Consignes:
[1] Recopiez, dans l'extrait sur la domination coloniale, le passage qui s'ouvre sur les mots contenant "Il nous faut" et se termine par "de parole d’Evangile.".
[2] Transformez en tableau Markdown à deux colonnes, « Numéro » et « Ligne », les lignes des entrées, de celle qui contient "code-line: a=b; bbox=[32, 75, 66, 94]" jusqu'à la fin des entrées, sans les lignes vides. Laissez les images hors du tableau.

Extrait choisi:
--

Il nous faut parler d’abord de la construction de la suprématie occidentale. Tout est parti des anciens ou de l’actuelle doxa occidentale réputée infaillible D’ailleurs son avatar: le pouvoir colonial l’a bien compris, pour asséner des vérités qui ont force de parole d’Evangile.
A titre d’exemple, l’histoire du pays colonisé est niée et rasée au profit d’une nouvelle histoire, une nouvelle identité, voire une nouvelle religion… Cela va même plus loin, la religion chrétienne est convoquée et mise au service de l’entreprise coloniale. Lisons ce morceau d’anthologie attribué au roi des Belges qui recommande aux missionnaires d’inculquer aux Noirs du Congo: «Vous veillerez à désintéresser les sauvages de leur richesse dont regorgent leur sol et leur sous-sol. Votre connaissance de l’Evangile vous permettra de trouver facilement des textes recommandant aux fidèles d’aimer la pauvreté. Par exemple: «Heureux les pauvres car le royaume des cieux est à eux»; «Il est difficile aux riches d’entrer aux cieux» Vous ferez tout pour que les nègres aient peur de s’enrichir. Apprenez aux jeunes à croire et non à raisonner…» (2)

--

Entrées de données:
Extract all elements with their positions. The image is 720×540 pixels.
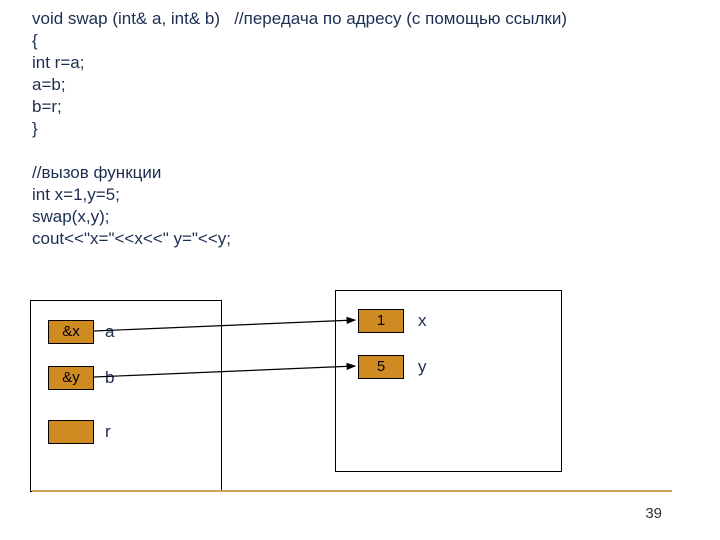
code-line: a=b; bbox=[32, 75, 66, 94]
label-a: a bbox=[105, 322, 114, 342]
cell-y: 5 bbox=[358, 355, 404, 379]
code-line: void swap (int& a, int& b) //передача по… bbox=[32, 9, 567, 28]
label-x: x bbox=[418, 311, 427, 331]
code-line: //вызов функции bbox=[32, 163, 161, 182]
code-line: swap(x,y); bbox=[32, 207, 109, 226]
label-b: b bbox=[105, 368, 114, 388]
page-number: 39 bbox=[645, 505, 662, 522]
code-line: b=r; bbox=[32, 97, 62, 116]
cell-r bbox=[48, 420, 94, 444]
cell-b: &y bbox=[48, 366, 94, 390]
code-line: int x=1,y=5; bbox=[32, 185, 120, 204]
code-line: int r=a; bbox=[32, 53, 84, 72]
label-r: r bbox=[105, 422, 111, 442]
cell-x: 1 bbox=[358, 309, 404, 333]
code-line: { bbox=[32, 31, 38, 50]
code-line: cout<<"x="<<x<<" y="<<y; bbox=[32, 229, 231, 248]
footer-rule bbox=[32, 490, 672, 492]
cell-a: &x bbox=[48, 320, 94, 344]
code-line: } bbox=[32, 119, 38, 138]
label-y: y bbox=[418, 357, 427, 377]
code-block: void swap (int& a, int& b) //передача по… bbox=[32, 8, 567, 250]
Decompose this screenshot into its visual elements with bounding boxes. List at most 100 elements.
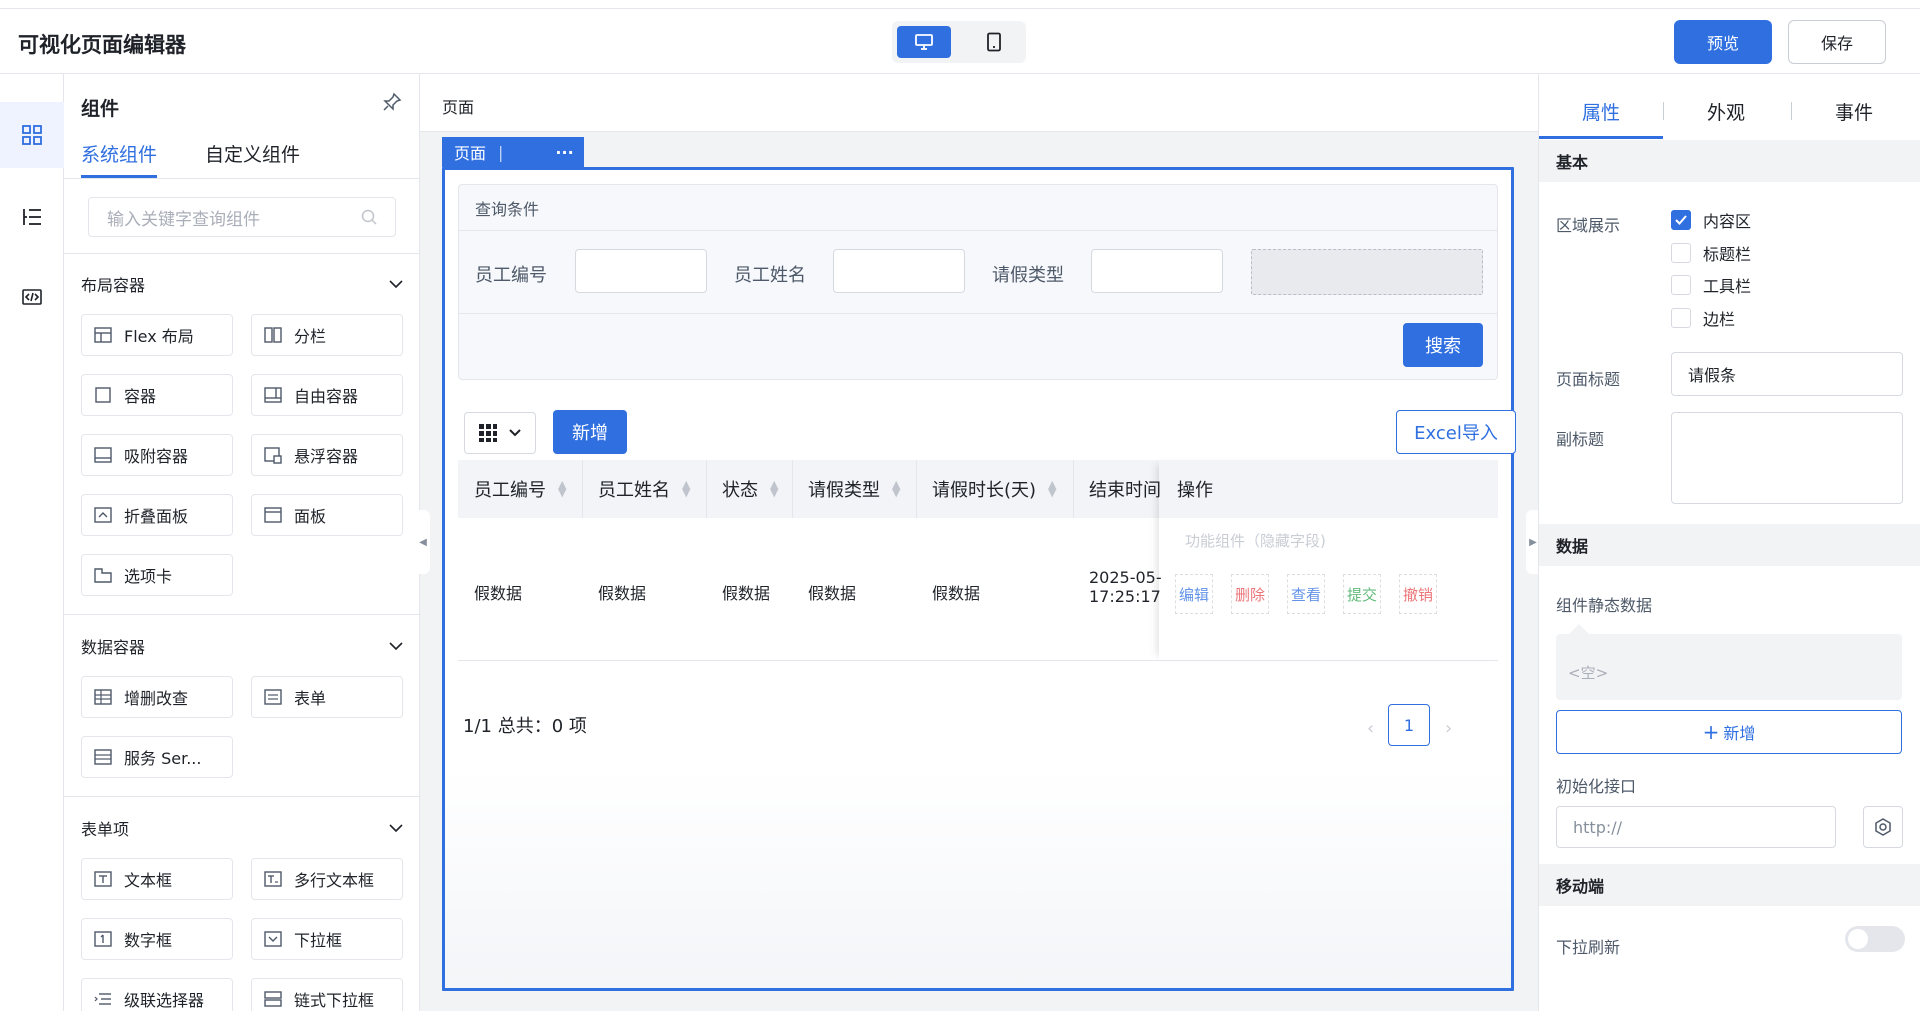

--

Réponses aux consignes:
[1]
Il nous faut parler d’abord de la construction de la suprématie occidentale. Tout est parti des anciens ou de l’actuelle doxa occidentale réputée infaillible D’ailleurs son avatar: le pouvoir colonial l’a bien compris, pour asséner des vérités qui ont force de parole d’Evangile.

[2]
| Numéro | Ligne |
|---|---|
| 1 | code-line: a=b; bbox=[32, 75, 66, 94] |
| 2 | label-a: a bbox=[105, 322, 114, 342] |
| 3 | cell-y: 5 bbox=[358, 355, 404, 379] |
| 4 | code-line: void swap (int& a, int& b) //передача по… bbox=[32, 9, 567, 28] |
| 5 | label-x: x bbox=[418, 311, 427, 331] |
| 6 | code-line: //вызов функции bbox=[32, 163, 161, 182] |
| 7 | code-line: swap(x,y); bbox=[32, 207, 109, 226] |
| 8 | label-b: b bbox=[105, 368, 114, 388] |
| 9 | page-number: 39 bbox=[645, 505, 662, 522] |
| 10 | code-line: b=r; bbox=[32, 97, 62, 116] |
| 11 | cell-r bbox=[48, 420, 94, 444] |
| 12 | cell-b: &y bbox=[48, 366, 94, 390] |
| 13 | code-line: int x=1,y=5; bbox=[32, 185, 120, 204] |
| 14 | code-line: int r=a; bbox=[32, 53, 84, 72] |
| 15 | label-r: r bbox=[105, 422, 111, 442] |
| 16 | cell-x: 1 bbox=[358, 309, 404, 333] |
| 17 | code-line: { bbox=[32, 31, 38, 50] |
| 18 | code-line: cout<<"x="<<x<<" y="<<y; bbox=[32, 229, 231, 248] |
| 19 | footer-rule bbox=[32, 490, 672, 492] |
| 20 | cell-a: &x bbox=[48, 320, 94, 344] |
| 21 | code-line: } bbox=[32, 119, 38, 138] |
| 22 | label-y: y bbox=[418, 357, 427, 377] |
| 23 | code-block: void swap (int& a, int& b) //передача по… bbox=[32, 8, 567, 250] |
| 24 | Decompose this screenshot into its visual elements with bounding boxes. List at most 100 elements. |